- _Written task_: In the entries that follow, how many lines contain "energy"? Answer with the number only.

— begin —

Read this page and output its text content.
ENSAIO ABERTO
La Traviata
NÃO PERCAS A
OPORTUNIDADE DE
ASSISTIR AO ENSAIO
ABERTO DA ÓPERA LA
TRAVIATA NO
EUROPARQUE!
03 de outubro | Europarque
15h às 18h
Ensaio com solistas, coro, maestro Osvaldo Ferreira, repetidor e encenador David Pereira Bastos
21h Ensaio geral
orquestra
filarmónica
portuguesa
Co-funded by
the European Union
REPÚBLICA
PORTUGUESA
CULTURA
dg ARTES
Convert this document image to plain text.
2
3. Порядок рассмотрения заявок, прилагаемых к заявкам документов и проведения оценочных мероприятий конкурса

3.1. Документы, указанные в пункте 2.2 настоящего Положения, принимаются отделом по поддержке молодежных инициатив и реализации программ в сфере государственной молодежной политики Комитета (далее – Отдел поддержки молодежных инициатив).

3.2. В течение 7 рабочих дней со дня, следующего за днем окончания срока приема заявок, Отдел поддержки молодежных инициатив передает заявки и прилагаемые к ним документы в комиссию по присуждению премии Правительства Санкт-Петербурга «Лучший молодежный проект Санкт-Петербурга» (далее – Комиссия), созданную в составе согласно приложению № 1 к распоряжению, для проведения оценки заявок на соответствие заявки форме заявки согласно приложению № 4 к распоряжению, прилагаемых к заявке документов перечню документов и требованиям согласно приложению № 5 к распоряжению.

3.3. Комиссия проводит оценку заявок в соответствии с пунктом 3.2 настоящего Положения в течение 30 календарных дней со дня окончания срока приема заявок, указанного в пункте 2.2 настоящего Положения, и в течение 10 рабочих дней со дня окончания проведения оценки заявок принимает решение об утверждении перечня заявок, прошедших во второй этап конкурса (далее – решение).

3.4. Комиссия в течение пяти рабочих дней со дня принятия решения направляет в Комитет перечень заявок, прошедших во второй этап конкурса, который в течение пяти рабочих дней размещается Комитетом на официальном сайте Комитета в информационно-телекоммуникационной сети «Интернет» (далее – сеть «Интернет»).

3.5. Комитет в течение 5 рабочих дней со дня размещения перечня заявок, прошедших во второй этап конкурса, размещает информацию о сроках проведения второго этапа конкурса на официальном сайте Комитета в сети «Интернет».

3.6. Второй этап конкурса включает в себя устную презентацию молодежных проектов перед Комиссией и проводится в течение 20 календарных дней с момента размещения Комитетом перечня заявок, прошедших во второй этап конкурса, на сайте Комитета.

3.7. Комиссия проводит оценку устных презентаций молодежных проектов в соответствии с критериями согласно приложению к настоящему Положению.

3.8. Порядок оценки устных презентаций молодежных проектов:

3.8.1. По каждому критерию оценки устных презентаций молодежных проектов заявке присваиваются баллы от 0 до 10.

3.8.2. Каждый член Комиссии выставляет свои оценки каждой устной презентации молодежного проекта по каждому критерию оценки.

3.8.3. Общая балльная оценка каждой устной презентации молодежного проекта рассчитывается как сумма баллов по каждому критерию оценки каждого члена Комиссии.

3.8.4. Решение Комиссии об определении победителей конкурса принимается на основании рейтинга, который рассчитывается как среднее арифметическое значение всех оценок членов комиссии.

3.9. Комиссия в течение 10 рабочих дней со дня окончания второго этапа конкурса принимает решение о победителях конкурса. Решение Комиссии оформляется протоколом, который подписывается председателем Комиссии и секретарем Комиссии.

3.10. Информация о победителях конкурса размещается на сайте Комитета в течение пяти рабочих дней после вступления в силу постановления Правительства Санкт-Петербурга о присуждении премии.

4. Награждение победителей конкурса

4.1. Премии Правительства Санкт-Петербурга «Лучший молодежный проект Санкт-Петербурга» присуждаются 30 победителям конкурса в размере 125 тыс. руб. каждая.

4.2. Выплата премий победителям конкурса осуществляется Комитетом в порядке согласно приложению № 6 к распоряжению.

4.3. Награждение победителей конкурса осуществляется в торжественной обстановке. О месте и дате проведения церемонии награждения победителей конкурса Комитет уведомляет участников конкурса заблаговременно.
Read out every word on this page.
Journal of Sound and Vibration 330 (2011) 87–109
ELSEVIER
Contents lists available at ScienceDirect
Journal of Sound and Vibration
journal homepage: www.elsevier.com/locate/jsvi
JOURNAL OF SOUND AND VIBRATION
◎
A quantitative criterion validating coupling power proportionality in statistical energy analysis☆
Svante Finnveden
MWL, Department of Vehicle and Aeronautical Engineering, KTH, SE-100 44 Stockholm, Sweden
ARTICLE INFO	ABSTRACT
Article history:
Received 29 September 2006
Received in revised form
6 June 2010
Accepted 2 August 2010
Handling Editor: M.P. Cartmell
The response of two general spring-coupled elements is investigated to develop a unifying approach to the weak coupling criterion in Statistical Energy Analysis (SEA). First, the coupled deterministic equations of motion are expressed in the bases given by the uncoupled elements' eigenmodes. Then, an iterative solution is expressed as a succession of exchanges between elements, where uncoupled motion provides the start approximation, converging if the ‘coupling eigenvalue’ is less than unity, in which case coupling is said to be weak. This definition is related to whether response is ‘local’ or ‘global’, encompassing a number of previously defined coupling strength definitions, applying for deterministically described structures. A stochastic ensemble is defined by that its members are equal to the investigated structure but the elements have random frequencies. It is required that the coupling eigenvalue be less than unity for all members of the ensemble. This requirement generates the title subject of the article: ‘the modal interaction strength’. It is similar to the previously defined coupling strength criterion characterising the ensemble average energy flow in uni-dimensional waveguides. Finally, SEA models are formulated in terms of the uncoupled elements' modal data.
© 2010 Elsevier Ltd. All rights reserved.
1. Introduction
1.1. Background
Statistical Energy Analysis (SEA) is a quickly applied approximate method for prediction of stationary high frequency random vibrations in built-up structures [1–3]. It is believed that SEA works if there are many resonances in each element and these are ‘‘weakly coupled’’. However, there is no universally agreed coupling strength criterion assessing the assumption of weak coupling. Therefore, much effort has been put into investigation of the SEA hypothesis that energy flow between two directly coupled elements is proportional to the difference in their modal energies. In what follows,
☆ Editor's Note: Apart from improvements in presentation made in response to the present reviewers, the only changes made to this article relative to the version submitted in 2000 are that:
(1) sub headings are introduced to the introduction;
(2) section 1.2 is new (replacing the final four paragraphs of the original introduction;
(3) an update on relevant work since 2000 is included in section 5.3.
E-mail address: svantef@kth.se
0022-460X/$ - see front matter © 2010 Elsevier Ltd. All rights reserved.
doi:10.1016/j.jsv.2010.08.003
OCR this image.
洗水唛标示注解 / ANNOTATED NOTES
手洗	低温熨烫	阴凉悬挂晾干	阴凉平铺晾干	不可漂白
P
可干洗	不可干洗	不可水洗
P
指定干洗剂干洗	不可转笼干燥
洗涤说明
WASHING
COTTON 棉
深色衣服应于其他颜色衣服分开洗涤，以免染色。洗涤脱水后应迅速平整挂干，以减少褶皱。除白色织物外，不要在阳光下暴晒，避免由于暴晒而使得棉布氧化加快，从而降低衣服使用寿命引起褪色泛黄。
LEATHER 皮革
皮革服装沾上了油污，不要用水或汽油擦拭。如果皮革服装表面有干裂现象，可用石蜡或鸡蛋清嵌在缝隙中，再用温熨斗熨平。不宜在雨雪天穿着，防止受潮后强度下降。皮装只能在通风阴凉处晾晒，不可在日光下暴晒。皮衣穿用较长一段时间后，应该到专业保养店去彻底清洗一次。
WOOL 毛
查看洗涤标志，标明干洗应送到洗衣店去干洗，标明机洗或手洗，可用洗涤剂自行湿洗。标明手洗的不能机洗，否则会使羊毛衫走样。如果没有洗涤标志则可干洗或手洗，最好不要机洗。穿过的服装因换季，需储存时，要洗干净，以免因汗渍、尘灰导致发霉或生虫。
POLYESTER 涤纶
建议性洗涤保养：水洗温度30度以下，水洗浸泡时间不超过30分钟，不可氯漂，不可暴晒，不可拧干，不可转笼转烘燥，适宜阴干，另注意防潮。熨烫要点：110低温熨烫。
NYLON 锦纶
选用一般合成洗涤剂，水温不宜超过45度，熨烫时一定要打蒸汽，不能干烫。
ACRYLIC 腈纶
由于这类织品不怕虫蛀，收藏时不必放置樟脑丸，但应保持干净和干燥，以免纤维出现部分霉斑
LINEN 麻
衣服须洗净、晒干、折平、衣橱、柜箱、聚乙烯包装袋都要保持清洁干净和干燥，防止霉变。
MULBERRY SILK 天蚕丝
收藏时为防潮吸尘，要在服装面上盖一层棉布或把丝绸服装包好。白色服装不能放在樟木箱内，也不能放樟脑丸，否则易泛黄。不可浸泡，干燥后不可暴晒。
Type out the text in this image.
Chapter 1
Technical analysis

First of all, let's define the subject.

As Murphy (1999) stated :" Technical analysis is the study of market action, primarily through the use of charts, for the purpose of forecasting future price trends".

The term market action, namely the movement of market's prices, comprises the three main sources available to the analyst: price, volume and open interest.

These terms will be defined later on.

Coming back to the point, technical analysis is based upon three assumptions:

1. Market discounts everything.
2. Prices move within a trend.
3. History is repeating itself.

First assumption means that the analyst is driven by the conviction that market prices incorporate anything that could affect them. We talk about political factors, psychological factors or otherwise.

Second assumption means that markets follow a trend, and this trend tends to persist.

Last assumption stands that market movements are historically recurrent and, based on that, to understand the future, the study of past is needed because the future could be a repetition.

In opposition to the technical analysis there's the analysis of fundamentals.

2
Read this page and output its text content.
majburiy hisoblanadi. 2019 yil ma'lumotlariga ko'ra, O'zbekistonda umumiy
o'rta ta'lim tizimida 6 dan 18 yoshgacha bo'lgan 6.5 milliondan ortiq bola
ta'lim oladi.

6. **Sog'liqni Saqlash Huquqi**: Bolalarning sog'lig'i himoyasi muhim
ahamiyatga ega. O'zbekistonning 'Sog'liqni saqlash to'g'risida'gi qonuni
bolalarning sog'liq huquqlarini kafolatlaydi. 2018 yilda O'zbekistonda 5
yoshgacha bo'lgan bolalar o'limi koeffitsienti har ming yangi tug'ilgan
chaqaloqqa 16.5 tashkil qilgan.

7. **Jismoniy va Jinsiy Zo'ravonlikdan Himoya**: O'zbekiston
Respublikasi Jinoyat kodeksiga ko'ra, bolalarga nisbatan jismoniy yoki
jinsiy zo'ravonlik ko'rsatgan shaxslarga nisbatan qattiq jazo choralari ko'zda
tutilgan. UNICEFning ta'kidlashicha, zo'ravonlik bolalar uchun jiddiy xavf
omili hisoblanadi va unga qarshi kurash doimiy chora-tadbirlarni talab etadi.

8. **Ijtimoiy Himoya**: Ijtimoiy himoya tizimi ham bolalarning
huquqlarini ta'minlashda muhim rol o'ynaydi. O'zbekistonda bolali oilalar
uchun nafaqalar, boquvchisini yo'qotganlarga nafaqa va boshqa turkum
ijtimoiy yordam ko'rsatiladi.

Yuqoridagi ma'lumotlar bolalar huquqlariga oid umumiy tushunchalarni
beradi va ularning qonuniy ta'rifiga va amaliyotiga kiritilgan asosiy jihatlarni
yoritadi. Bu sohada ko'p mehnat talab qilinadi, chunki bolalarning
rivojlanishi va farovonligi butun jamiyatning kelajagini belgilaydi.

— end —

- _Task response_: 3